- Your instructions -
Copy the records below word for word, keeping every line as it appears.

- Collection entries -
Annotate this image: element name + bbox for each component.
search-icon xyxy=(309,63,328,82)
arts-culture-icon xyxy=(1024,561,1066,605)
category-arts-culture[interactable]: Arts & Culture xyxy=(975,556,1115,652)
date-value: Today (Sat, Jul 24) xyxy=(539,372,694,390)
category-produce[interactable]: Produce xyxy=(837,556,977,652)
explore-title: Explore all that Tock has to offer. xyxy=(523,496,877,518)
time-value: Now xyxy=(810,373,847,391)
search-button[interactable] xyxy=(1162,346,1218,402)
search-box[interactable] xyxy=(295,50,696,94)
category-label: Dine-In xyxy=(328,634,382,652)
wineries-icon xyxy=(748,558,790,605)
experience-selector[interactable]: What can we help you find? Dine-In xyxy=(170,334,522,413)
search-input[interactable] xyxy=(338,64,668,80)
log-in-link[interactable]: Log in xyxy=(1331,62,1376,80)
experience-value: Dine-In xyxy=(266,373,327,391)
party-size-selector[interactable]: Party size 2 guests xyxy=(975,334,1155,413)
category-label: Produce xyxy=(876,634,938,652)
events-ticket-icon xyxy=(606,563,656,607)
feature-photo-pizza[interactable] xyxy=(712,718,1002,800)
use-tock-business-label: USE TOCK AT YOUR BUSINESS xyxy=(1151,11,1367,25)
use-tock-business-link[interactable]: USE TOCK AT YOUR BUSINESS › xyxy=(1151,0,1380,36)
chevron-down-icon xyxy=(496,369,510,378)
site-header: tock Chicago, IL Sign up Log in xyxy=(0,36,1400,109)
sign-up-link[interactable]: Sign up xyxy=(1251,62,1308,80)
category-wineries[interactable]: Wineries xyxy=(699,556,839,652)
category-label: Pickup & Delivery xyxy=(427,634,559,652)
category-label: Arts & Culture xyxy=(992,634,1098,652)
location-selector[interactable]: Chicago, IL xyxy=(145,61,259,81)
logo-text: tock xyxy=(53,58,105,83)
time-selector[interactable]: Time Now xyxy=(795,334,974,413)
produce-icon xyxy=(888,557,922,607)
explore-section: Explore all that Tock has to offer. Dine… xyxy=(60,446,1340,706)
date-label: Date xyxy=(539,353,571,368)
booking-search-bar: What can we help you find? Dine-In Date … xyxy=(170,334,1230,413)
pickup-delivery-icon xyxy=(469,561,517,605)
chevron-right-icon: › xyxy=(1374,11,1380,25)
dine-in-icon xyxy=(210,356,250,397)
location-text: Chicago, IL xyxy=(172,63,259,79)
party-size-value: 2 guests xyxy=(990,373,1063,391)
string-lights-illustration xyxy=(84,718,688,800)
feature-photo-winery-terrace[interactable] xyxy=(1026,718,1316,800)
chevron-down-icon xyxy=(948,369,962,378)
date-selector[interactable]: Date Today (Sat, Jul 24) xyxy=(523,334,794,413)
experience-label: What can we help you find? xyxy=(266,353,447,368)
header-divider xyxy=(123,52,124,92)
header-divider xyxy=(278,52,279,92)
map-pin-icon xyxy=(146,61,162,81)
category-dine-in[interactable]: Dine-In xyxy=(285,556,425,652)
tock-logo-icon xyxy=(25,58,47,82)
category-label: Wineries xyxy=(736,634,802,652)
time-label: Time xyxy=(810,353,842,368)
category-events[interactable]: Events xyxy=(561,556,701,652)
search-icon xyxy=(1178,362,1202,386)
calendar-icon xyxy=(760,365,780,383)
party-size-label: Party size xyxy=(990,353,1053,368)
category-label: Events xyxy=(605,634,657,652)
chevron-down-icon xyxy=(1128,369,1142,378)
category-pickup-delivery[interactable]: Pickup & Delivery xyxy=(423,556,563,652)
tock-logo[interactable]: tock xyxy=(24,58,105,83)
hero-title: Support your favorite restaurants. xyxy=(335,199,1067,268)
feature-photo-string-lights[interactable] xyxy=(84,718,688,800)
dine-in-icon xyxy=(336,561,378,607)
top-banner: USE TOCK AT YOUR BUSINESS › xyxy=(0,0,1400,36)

- Answer below -
Annotate this image: element name + bbox for each component.
search-icon xyxy=(309,63,328,82)
arts-culture-icon xyxy=(1024,561,1066,605)
category-arts-culture[interactable]: Arts & Culture xyxy=(975,556,1115,652)
date-value: Today (Sat, Jul 24) xyxy=(539,372,694,390)
category-produce[interactable]: Produce xyxy=(837,556,977,652)
explore-title: Explore all that Tock has to offer. xyxy=(523,496,877,518)
time-value: Now xyxy=(810,373,847,391)
search-button[interactable] xyxy=(1162,346,1218,402)
search-box[interactable] xyxy=(295,50,696,94)
category-label: Dine-In xyxy=(328,634,382,652)
wineries-icon xyxy=(748,558,790,605)
experience-selector[interactable]: What can we help you find? Dine-In xyxy=(170,334,522,413)
search-input[interactable] xyxy=(338,64,668,80)
log-in-link[interactable]: Log in xyxy=(1331,62,1376,80)
experience-value: Dine-In xyxy=(266,373,327,391)
party-size-selector[interactable]: Party size 2 guests xyxy=(975,334,1155,413)
category-label: Produce xyxy=(876,634,938,652)
events-ticket-icon xyxy=(606,563,656,607)
feature-photo-pizza[interactable] xyxy=(712,718,1002,800)
use-tock-business-label: USE TOCK AT YOUR BUSINESS xyxy=(1151,11,1367,25)
use-tock-business-link[interactable]: USE TOCK AT YOUR BUSINESS › xyxy=(1151,0,1380,36)
chevron-down-icon xyxy=(496,369,510,378)
site-header: tock Chicago, IL Sign up Log in xyxy=(0,36,1400,109)
sign-up-link[interactable]: Sign up xyxy=(1251,62,1308,80)
category-wineries[interactable]: Wineries xyxy=(699,556,839,652)
category-label: Pickup & Delivery xyxy=(427,634,559,652)
category-label: Arts & Culture xyxy=(992,634,1098,652)
location-selector[interactable]: Chicago, IL xyxy=(145,61,259,81)
logo-text: tock xyxy=(53,58,105,83)
time-selector[interactable]: Time Now xyxy=(795,334,974,413)
produce-icon xyxy=(888,557,922,607)
explore-section: Explore all that Tock has to offer. Dine… xyxy=(60,446,1340,706)
date-label: Date xyxy=(539,353,571,368)
booking-search-bar: What can we help you find? Dine-In Date … xyxy=(170,334,1230,413)
pickup-delivery-icon xyxy=(469,561,517,605)
chevron-right-icon: › xyxy=(1374,11,1380,25)
dine-in-icon xyxy=(210,356,250,397)
location-text: Chicago, IL xyxy=(172,63,259,79)
party-size-value: 2 guests xyxy=(990,373,1063,391)
string-lights-illustration xyxy=(84,718,688,800)
feature-photo-winery-terrace[interactable] xyxy=(1026,718,1316,800)
chevron-down-icon xyxy=(948,369,962,378)
date-selector[interactable]: Date Today (Sat, Jul 24) xyxy=(523,334,794,413)
experience-label: What can we help you find? xyxy=(266,353,447,368)
header-divider xyxy=(123,52,124,92)
header-divider xyxy=(278,52,279,92)
map-pin-icon xyxy=(146,61,162,81)
category-dine-in[interactable]: Dine-In xyxy=(285,556,425,652)
tock-logo-icon xyxy=(25,58,47,82)
category-label: Wineries xyxy=(736,634,802,652)
time-label: Time xyxy=(810,353,842,368)
category-events[interactable]: Events xyxy=(561,556,701,652)
search-icon xyxy=(1178,362,1202,386)
calendar-icon xyxy=(760,365,780,383)
party-size-label: Party size xyxy=(990,353,1053,368)
category-label: Events xyxy=(605,634,657,652)
chevron-down-icon xyxy=(1128,369,1142,378)
category-pickup-delivery[interactable]: Pickup & Delivery xyxy=(423,556,563,652)
tock-logo[interactable]: tock xyxy=(24,58,105,83)
hero-title: Support your favorite restaurants. xyxy=(335,199,1067,268)
feature-photo-string-lights[interactable] xyxy=(84,718,688,800)
dine-in-icon xyxy=(336,561,378,607)
top-banner: USE TOCK AT YOUR BUSINESS › xyxy=(0,0,1400,36)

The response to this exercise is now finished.